### Your task
Copy the data that follows, character for character, minus the pictures.

* begin *

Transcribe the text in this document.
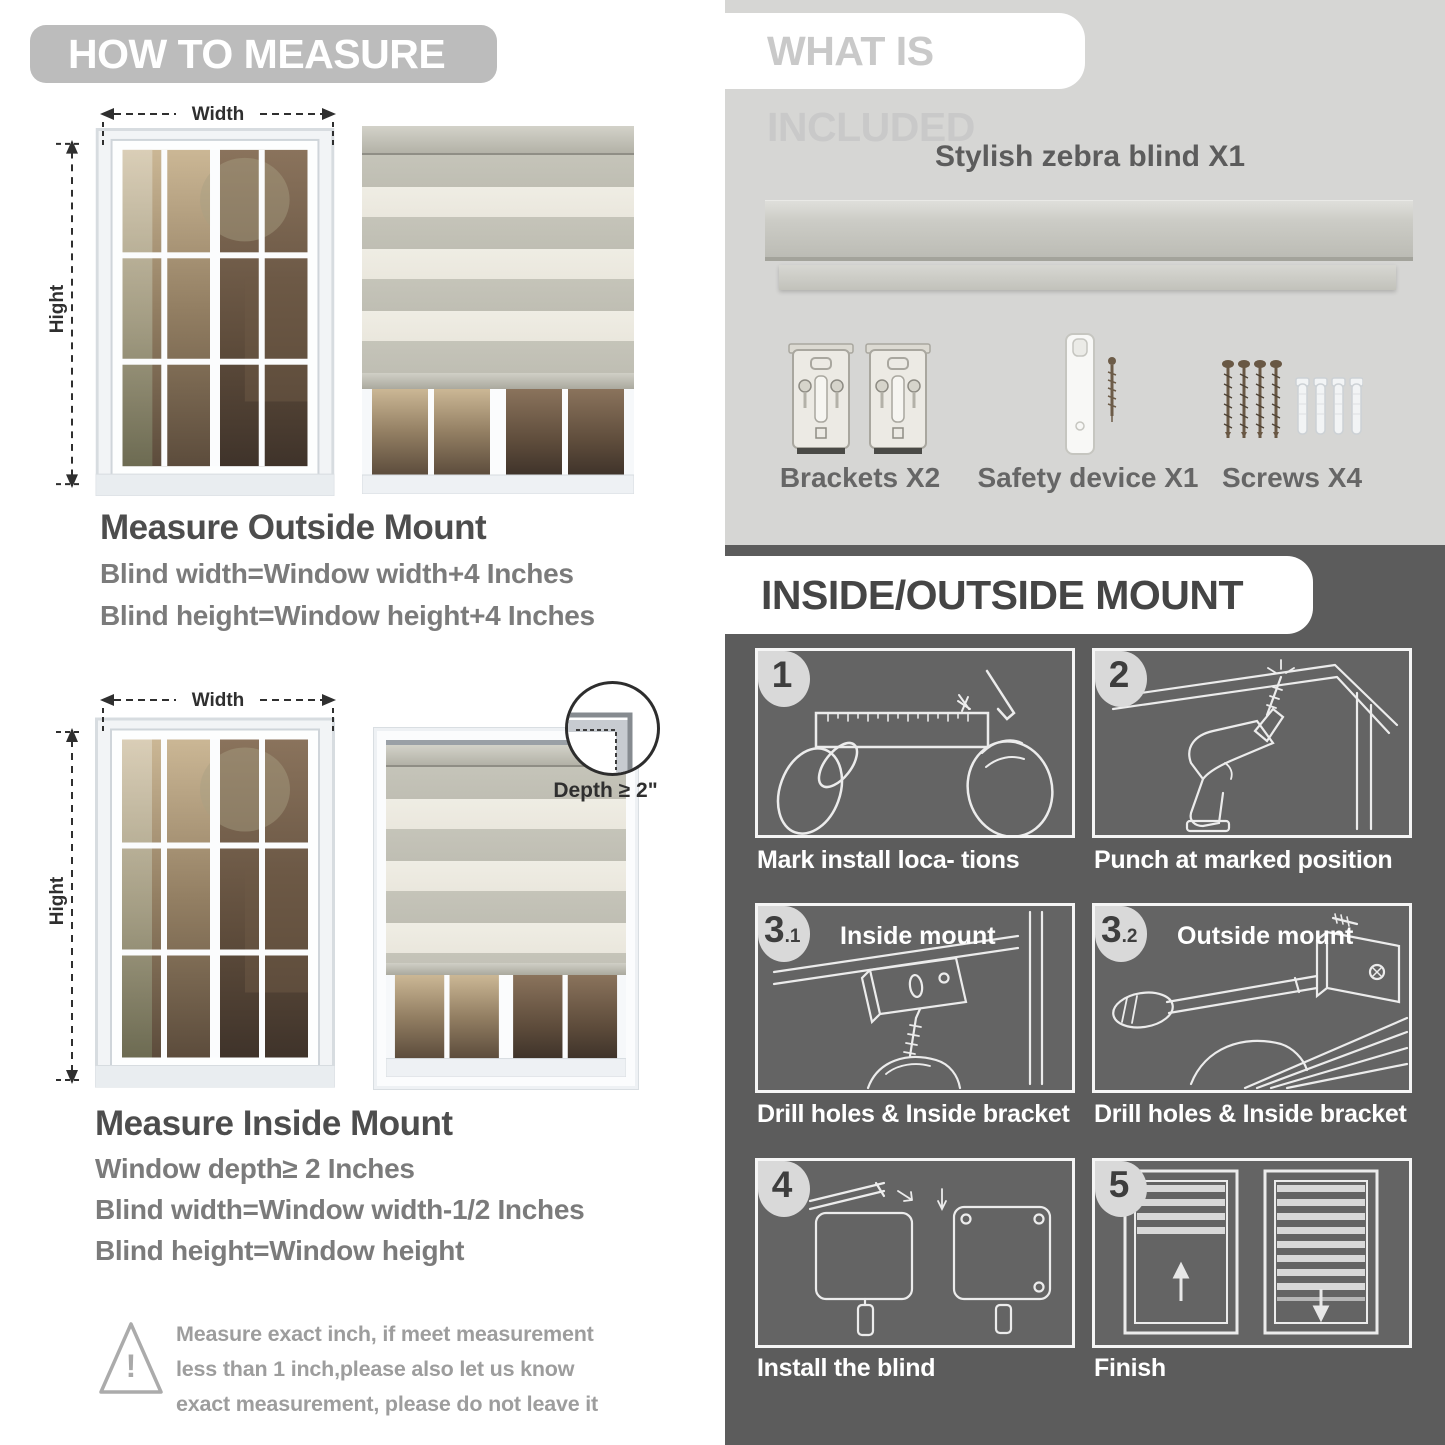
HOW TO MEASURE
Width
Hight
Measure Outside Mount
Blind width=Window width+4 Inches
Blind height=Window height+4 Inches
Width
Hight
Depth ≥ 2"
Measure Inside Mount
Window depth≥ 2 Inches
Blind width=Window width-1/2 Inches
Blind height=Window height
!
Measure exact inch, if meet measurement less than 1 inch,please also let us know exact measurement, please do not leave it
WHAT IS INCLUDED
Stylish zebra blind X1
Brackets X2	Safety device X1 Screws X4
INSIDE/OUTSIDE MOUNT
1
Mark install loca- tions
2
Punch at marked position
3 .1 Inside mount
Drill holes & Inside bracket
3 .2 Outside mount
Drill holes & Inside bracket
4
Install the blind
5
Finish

* end *

### Output below
Transcribe the text in this document.
HOW TO MEASURE
Width
Hight
Measure Outside Mount
Blind width=Window width+4 Inches
Blind height=Window height+4 Inches
Width
Hight
Depth ≥ 2"
Measure Inside Mount
Window depth≥ 2 Inches
Blind width=Window width-1/2 Inches
Blind height=Window height
!
Measure exact inch, if meet measurement less than 1 inch,please also let us know exact measurement, please do not leave it
WHAT IS INCLUDED
Stylish zebra blind X1
Brackets X2	Safety device X1 Screws X4
INSIDE/OUTSIDE MOUNT
1
Mark install loca- tions
2
Punch at marked position
3 .1 Inside mount
Drill holes & Inside bracket
3 .2 Outside mount
Drill holes & Inside bracket
4
Install the blind
5
Finish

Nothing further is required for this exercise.